[Entries from a dataset]
— start —

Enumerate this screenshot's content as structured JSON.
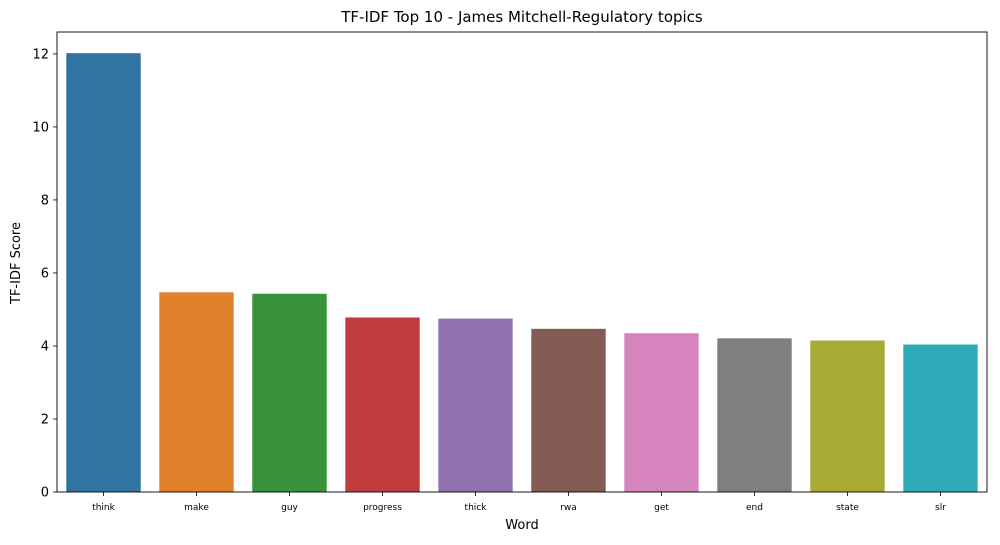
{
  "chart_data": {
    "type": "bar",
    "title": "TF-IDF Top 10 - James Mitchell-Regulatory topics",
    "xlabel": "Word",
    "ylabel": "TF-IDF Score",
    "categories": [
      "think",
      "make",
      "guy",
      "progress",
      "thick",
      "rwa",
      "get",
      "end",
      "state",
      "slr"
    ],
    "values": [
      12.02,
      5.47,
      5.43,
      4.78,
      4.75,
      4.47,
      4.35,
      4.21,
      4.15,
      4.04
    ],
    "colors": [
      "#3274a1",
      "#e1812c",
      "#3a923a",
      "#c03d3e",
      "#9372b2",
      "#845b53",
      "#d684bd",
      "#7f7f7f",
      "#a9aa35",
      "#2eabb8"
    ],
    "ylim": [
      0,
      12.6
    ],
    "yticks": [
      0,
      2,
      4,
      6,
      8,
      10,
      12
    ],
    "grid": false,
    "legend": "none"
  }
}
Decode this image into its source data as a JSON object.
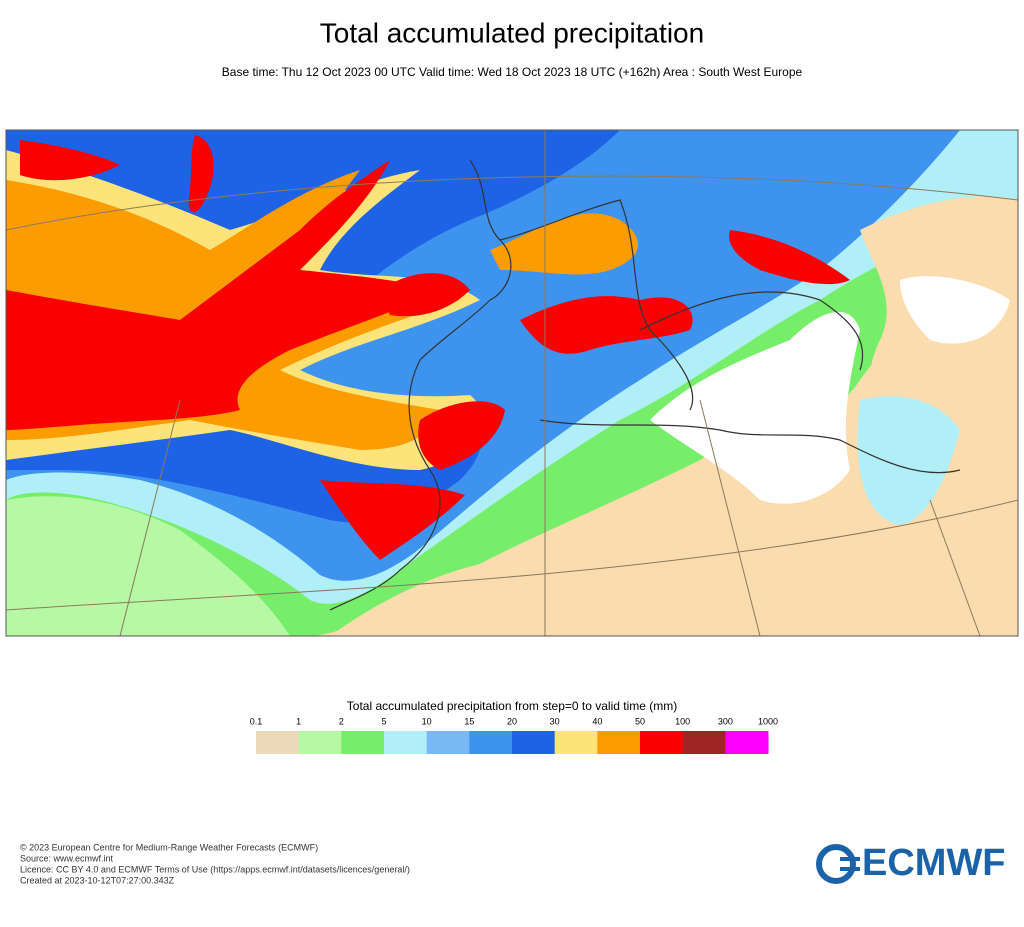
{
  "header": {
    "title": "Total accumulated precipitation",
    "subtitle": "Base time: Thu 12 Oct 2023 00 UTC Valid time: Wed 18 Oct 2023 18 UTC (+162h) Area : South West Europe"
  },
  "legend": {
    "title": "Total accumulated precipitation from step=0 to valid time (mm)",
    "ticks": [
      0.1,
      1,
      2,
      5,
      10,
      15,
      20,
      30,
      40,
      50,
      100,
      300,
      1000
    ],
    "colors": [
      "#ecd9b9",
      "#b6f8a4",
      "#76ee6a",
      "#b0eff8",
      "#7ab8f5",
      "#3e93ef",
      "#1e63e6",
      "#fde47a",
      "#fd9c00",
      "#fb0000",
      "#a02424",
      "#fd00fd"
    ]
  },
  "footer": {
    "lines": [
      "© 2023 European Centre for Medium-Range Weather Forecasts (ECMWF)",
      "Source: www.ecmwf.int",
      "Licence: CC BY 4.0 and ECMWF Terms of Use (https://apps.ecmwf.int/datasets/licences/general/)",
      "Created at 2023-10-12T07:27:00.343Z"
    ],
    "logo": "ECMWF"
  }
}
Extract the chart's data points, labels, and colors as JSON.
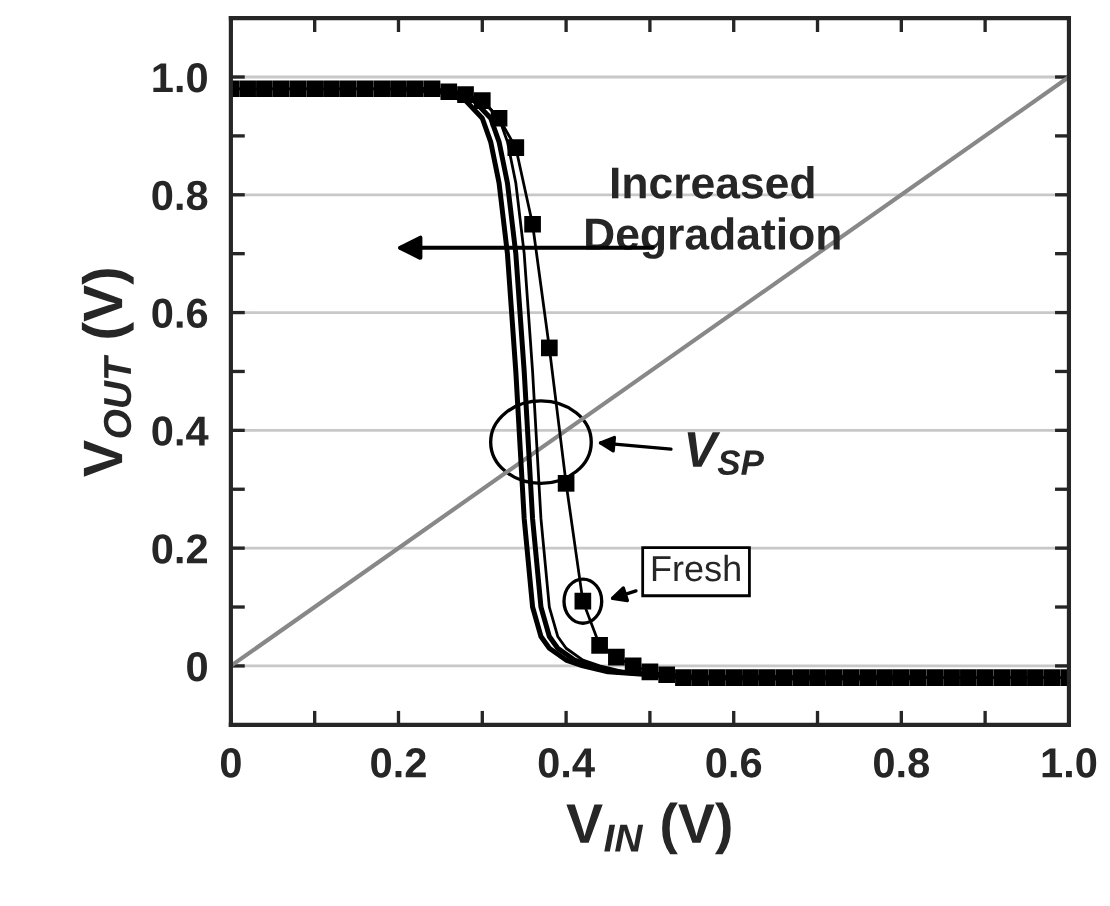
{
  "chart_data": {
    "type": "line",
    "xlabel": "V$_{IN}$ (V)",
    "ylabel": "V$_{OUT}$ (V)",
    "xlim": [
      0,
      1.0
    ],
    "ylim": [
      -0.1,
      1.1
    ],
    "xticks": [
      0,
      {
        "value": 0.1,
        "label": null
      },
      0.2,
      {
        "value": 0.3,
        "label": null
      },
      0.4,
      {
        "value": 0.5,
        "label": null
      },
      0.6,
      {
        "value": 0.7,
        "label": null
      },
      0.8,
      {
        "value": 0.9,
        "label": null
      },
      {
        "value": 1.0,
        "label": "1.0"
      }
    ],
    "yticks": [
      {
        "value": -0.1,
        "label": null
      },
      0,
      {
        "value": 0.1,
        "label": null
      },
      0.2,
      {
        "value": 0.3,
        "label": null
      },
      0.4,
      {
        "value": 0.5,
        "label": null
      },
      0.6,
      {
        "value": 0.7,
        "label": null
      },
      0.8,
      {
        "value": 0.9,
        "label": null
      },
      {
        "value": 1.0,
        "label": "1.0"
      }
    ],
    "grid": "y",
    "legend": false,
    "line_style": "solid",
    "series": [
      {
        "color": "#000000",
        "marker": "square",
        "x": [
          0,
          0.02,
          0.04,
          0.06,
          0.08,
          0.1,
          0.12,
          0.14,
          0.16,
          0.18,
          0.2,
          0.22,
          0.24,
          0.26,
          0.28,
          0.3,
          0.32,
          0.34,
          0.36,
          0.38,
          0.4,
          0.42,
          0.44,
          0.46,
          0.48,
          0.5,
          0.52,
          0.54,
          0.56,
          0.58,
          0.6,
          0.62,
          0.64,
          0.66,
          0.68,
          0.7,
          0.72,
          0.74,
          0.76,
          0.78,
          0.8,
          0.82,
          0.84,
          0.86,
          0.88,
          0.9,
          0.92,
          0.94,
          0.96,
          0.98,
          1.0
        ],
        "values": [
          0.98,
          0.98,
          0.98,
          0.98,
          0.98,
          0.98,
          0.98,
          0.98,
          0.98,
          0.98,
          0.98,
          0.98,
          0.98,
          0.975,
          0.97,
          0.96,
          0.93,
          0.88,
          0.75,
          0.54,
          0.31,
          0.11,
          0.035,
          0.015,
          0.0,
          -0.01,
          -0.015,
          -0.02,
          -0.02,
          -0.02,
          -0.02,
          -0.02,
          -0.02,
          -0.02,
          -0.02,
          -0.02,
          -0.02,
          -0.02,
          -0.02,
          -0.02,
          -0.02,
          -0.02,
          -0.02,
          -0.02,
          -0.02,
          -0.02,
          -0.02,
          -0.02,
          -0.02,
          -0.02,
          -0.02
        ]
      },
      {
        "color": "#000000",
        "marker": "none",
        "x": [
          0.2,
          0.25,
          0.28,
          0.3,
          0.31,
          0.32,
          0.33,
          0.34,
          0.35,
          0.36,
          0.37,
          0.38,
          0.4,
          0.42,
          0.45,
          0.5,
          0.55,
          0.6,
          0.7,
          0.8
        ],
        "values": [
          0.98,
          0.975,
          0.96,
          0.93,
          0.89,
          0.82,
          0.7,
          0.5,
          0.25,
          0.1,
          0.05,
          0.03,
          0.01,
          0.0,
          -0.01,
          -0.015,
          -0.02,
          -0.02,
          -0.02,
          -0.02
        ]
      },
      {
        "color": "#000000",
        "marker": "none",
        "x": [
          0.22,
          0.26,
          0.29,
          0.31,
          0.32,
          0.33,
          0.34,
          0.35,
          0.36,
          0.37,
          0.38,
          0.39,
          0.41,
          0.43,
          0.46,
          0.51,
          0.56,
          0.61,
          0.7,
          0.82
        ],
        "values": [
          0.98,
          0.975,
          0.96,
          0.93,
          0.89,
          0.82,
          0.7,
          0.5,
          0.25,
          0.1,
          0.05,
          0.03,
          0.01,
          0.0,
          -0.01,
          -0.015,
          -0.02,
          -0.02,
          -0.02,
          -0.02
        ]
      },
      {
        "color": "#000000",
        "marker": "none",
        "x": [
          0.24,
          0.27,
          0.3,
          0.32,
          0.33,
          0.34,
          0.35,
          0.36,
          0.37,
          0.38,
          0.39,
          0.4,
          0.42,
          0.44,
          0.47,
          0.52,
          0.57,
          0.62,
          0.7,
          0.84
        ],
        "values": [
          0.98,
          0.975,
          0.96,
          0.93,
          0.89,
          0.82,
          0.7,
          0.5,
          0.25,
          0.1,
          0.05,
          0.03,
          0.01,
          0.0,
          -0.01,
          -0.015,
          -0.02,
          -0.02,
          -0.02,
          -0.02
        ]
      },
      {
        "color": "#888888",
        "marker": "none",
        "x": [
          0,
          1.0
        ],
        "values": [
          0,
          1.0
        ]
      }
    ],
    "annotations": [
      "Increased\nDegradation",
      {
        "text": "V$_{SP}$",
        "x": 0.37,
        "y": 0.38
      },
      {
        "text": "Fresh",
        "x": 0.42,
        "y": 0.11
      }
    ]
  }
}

— end —

Repeat the material above verbatim, with no pictures in the output.

Enumerate this screenshot's content as structured JSON.
{
  "chart_data": {
    "type": "bar",
    "title": "TF-IDF Top 10 - James Mitchell-Regulatory topics",
    "xlabel": "Word",
    "ylabel": "TF-IDF Score",
    "categories": [
      "think",
      "make",
      "guy",
      "progress",
      "thick",
      "rwa",
      "get",
      "end",
      "state",
      "slr"
    ],
    "values": [
      12.02,
      5.47,
      5.43,
      4.78,
      4.75,
      4.47,
      4.35,
      4.21,
      4.15,
      4.04
    ],
    "colors": [
      "#3274a1",
      "#e1812c",
      "#3a923a",
      "#c03d3e",
      "#9372b2",
      "#845b53",
      "#d684bd",
      "#7f7f7f",
      "#a9aa35",
      "#2eabb8"
    ],
    "ylim": [
      0,
      12.6
    ],
    "yticks": [
      0,
      2,
      4,
      6,
      8,
      10,
      12
    ],
    "grid": false,
    "legend": "none"
  }
}
Decode this image into its source data as a JSON object.
{
  "header": {
    "title": "Total accumulated precipitation",
    "subtitle": "Base time: Thu 12 Oct 2023 00 UTC Valid time: Wed 18 Oct 2023 18 UTC (+162h) Area : South West Europe"
  },
  "legend": {
    "title": "Total accumulated precipitation from step=0 to valid time (mm)",
    "ticks": [
      0.1,
      1,
      2,
      5,
      10,
      15,
      20,
      30,
      40,
      50,
      100,
      300,
      1000
    ],
    "colors": [
      "#ecd9b9",
      "#b6f8a4",
      "#76ee6a",
      "#b0eff8",
      "#7ab8f5",
      "#3e93ef",
      "#1e63e6",
      "#fde47a",
      "#fd9c00",
      "#fb0000",
      "#a02424",
      "#fd00fd"
    ]
  },
  "footer": {
    "lines": [
      "© 2023 European Centre for Medium-Range Weather Forecasts (ECMWF)",
      "Source: www.ecmwf.int",
      "Licence: CC BY 4.0 and ECMWF Terms of Use (https://apps.ecmwf.int/datasets/licences/general/)",
      "Created at 2023-10-12T07:27:00.343Z"
    ],
    "logo": "ECMWF"
  }
}
Extract the chart's data points, labels, and colors as JSON.
{
  "chart_data": {
    "type": "line",
    "xlabel": "V$_{IN}$ (V)",
    "ylabel": "V$_{OUT}$ (V)",
    "xlim": [
      0,
      1.0
    ],
    "ylim": [
      -0.1,
      1.1
    ],
    "xticks": [
      0,
      {
        "value": 0.1,
        "label": null
      },
      0.2,
      {
        "value": 0.3,
        "label": null
      },
      0.4,
      {
        "value": 0.5,
        "label": null
      },
      0.6,
      {
        "value": 0.7,
        "label": null
      },
      0.8,
      {
        "value": 0.9,
        "label": null
      },
      {
        "value": 1.0,
        "label": "1.0"
      }
    ],
    "yticks": [
      {
        "value": -0.1,
        "label": null
      },
      0,
      {
        "value": 0.1,
        "label": null
      },
      0.2,
      {
        "value": 0.3,
        "label": null
      },
      0.4,
      {
        "value": 0.5,
        "label": null
      },
      0.6,
      {
        "value": 0.7,
        "label": null
      },
      0.8,
      {
        "value": 0.9,
        "label": null
      },
      {
        "value": 1.0,
        "label": "1.0"
      }
    ],
    "grid": "y",
    "legend": false,
    "line_style": "solid",
    "series": [
      {
        "color": "#000000",
        "marker": "square",
        "x": [
          0,
          0.02,
          0.04,
          0.06,
          0.08,
          0.1,
          0.12,
          0.14,
          0.16,
          0.18,
          0.2,
          0.22,
          0.24,
          0.26,
          0.28,
          0.3,
          0.32,
          0.34,
          0.36,
          0.38,
          0.4,
          0.42,
          0.44,
          0.46,
          0.48,
          0.5,
          0.52,
          0.54,
          0.56,
          0.58,
          0.6,
          0.62,
          0.64,
          0.66,
          0.68,
          0.7,
          0.72,
          0.74,
          0.76,
          0.78,
          0.8,
          0.82,
          0.84,
          0.86,
          0.88,
          0.9,
          0.92,
          0.94,
          0.96,
          0.98,
          1.0
        ],
        "values": [
          0.98,
          0.98,
          0.98,
          0.98,
          0.98,
          0.98,
          0.98,
          0.98,
          0.98,
          0.98,
          0.98,
          0.98,
          0.98,
          0.975,
          0.97,
          0.96,
          0.93,
          0.88,
          0.75,
          0.54,
          0.31,
          0.11,
          0.035,
          0.015,
          0.0,
          -0.01,
          -0.015,
          -0.02,
          -0.02,
          -0.02,
          -0.02,
          -0.02,
          -0.02,
          -0.02,
          -0.02,
          -0.02,
          -0.02,
          -0.02,
          -0.02,
          -0.02,
          -0.02,
          -0.02,
          -0.02,
          -0.02,
          -0.02,
          -0.02,
          -0.02,
          -0.02,
          -0.02,
          -0.02,
          -0.02
        ]
      },
      {
        "color": "#000000",
        "marker": "none",
        "x": [
          0.2,
          0.25,
          0.28,
          0.3,
          0.31,
          0.32,
          0.33,
          0.34,
          0.35,
          0.36,
          0.37,
          0.38,
          0.4,
          0.42,
          0.45,
          0.5,
          0.55,
          0.6,
          0.7,
          0.8
        ],
        "values": [
          0.98,
          0.975,
          0.96,
          0.93,
          0.89,
          0.82,
          0.7,
          0.5,
          0.25,
          0.1,
          0.05,
          0.03,
          0.01,
          0.0,
          -0.01,
          -0.015,
          -0.02,
          -0.02,
          -0.02,
          -0.02
        ]
      },
      {
        "color": "#000000",
        "marker": "none",
        "x": [
          0.22,
          0.26,
          0.29,
          0.31,
          0.32,
          0.33,
          0.34,
          0.35,
          0.36,
          0.37,
          0.38,
          0.39,
          0.41,
          0.43,
          0.46,
          0.51,
          0.56,
          0.61,
          0.7,
          0.82
        ],
        "values": [
          0.98,
          0.975,
          0.96,
          0.93,
          0.89,
          0.82,
          0.7,
          0.5,
          0.25,
          0.1,
          0.05,
          0.03,
          0.01,
          0.0,
          -0.01,
          -0.015,
          -0.02,
          -0.02,
          -0.02,
          -0.02
        ]
      },
      {
        "color": "#000000",
        "marker": "none",
        "x": [
          0.24,
          0.27,
          0.3,
          0.32,
          0.33,
          0.34,
          0.35,
          0.36,
          0.37,
          0.38,
          0.39,
          0.4,
          0.42,
          0.44,
          0.47,
          0.52,
          0.57,
          0.62,
          0.7,
          0.84
        ],
        "values": [
          0.98,
          0.975,
          0.96,
          0.93,
          0.89,
          0.82,
          0.7,
          0.5,
          0.25,
          0.1,
          0.05,
          0.03,
          0.01,
          0.0,
          -0.01,
          -0.015,
          -0.02,
          -0.02,
          -0.02,
          -0.02
        ]
      },
      {
        "color": "#888888",
        "marker": "none",
        "x": [
          0,
          1.0
        ],
        "values": [
          0,
          1.0
        ]
      }
    ],
    "annotations": [
      "Increased\nDegradation",
      {
        "text": "V$_{SP}$",
        "x": 0.37,
        "y": 0.38
      },
      {
        "text": "Fresh",
        "x": 0.42,
        "y": 0.11
      }
    ]
  }
}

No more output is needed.